> [Work required]:
A single number is wanted: how many lines of the data include the string "icon".

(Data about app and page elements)
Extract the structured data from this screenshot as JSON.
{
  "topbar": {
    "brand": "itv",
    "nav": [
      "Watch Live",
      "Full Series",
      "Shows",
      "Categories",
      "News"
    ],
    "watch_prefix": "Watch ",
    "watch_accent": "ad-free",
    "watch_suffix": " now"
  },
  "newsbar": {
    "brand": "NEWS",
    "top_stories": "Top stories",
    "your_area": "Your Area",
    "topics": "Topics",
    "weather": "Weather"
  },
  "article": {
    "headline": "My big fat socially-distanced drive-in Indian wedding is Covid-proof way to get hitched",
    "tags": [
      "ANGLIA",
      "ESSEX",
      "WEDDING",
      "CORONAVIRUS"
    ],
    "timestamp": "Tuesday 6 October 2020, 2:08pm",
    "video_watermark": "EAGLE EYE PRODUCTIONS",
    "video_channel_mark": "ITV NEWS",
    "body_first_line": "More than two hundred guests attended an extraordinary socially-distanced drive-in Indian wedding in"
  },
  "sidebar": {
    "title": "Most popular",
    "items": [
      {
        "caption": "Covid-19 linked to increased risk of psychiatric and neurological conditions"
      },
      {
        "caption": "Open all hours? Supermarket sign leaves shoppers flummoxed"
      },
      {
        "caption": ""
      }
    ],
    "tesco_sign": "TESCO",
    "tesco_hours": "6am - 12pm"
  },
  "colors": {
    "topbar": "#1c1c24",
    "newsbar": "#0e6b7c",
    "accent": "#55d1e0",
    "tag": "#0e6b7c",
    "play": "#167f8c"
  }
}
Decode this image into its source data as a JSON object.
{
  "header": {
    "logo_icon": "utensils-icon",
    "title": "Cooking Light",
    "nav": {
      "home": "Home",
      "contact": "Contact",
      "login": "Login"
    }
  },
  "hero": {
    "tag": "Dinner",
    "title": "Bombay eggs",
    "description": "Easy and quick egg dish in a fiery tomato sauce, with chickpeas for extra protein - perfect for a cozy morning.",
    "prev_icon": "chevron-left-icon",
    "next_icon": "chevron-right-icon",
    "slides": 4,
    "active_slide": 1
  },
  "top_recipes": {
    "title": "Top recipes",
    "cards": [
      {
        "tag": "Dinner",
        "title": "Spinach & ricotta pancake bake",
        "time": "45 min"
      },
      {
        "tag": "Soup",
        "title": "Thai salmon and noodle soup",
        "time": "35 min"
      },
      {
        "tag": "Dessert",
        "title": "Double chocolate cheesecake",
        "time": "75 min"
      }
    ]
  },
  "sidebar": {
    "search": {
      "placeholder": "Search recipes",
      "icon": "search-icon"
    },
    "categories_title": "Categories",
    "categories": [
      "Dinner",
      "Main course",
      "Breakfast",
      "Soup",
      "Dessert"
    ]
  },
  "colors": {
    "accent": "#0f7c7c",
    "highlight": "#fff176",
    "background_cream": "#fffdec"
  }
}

> [Solution to this task]:
4